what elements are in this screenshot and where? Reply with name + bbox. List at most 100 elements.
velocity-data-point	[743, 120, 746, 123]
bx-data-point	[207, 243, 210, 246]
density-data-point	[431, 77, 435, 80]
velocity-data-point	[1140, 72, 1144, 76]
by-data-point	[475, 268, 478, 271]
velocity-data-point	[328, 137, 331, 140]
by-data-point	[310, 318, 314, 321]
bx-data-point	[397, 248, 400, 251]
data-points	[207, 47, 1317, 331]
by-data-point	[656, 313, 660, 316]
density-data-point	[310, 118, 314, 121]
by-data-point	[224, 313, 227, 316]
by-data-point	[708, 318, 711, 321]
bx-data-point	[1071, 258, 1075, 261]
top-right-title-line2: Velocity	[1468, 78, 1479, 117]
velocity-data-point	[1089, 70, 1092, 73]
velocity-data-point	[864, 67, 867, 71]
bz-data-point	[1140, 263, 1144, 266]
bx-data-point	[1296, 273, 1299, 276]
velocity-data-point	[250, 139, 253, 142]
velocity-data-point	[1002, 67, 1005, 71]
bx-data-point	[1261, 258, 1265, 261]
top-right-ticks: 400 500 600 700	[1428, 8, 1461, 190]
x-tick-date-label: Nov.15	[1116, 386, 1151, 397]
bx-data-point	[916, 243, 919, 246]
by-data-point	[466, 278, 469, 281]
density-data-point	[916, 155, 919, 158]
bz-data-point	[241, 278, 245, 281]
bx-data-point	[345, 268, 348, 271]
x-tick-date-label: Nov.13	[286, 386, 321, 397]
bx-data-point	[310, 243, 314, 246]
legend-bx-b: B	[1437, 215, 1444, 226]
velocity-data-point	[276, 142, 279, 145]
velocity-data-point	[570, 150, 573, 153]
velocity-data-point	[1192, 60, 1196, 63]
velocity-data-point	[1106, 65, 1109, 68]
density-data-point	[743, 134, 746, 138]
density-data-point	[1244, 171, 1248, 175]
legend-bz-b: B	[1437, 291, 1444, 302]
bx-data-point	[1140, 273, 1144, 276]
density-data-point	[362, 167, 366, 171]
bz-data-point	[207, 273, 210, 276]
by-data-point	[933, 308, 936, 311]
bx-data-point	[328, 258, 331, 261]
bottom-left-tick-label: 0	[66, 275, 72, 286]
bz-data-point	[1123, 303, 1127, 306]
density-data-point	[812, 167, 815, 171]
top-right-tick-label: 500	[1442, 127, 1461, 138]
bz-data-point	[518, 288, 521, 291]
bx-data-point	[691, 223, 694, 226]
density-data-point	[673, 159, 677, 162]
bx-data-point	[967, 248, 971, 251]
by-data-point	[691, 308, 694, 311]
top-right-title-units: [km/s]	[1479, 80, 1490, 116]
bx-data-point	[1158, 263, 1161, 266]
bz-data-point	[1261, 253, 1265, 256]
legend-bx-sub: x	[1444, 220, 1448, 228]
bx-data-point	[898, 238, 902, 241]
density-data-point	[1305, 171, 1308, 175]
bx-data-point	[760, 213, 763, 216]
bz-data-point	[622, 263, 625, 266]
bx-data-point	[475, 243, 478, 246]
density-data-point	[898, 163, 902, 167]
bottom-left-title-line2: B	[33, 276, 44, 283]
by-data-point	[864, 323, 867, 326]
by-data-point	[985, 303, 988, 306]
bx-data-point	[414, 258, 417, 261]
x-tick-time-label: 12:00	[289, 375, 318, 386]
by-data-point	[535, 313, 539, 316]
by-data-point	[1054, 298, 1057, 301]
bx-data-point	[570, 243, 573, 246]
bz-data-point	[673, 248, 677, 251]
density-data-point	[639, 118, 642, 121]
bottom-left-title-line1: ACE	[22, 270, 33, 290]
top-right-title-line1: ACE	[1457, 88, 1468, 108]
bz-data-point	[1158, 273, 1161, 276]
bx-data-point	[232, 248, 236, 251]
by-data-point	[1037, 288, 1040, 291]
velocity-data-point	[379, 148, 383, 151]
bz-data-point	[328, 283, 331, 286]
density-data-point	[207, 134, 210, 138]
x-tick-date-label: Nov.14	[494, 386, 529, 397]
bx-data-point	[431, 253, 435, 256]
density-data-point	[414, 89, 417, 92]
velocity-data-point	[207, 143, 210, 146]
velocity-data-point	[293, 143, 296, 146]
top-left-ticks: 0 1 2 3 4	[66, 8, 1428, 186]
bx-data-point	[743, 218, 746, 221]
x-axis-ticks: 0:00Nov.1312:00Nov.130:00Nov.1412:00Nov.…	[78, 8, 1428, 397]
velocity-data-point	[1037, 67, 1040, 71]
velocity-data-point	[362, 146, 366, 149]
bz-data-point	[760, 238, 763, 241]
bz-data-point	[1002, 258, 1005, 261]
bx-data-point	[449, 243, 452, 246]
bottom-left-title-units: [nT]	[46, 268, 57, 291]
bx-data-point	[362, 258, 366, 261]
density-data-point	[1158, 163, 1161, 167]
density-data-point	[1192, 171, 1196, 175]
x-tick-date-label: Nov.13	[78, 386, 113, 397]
# # # #
- _WHAT TO DO_:
How many lines of the records contain the string "legend"? Reply with the number alone.

- _EXPECTED ANSWER_:
3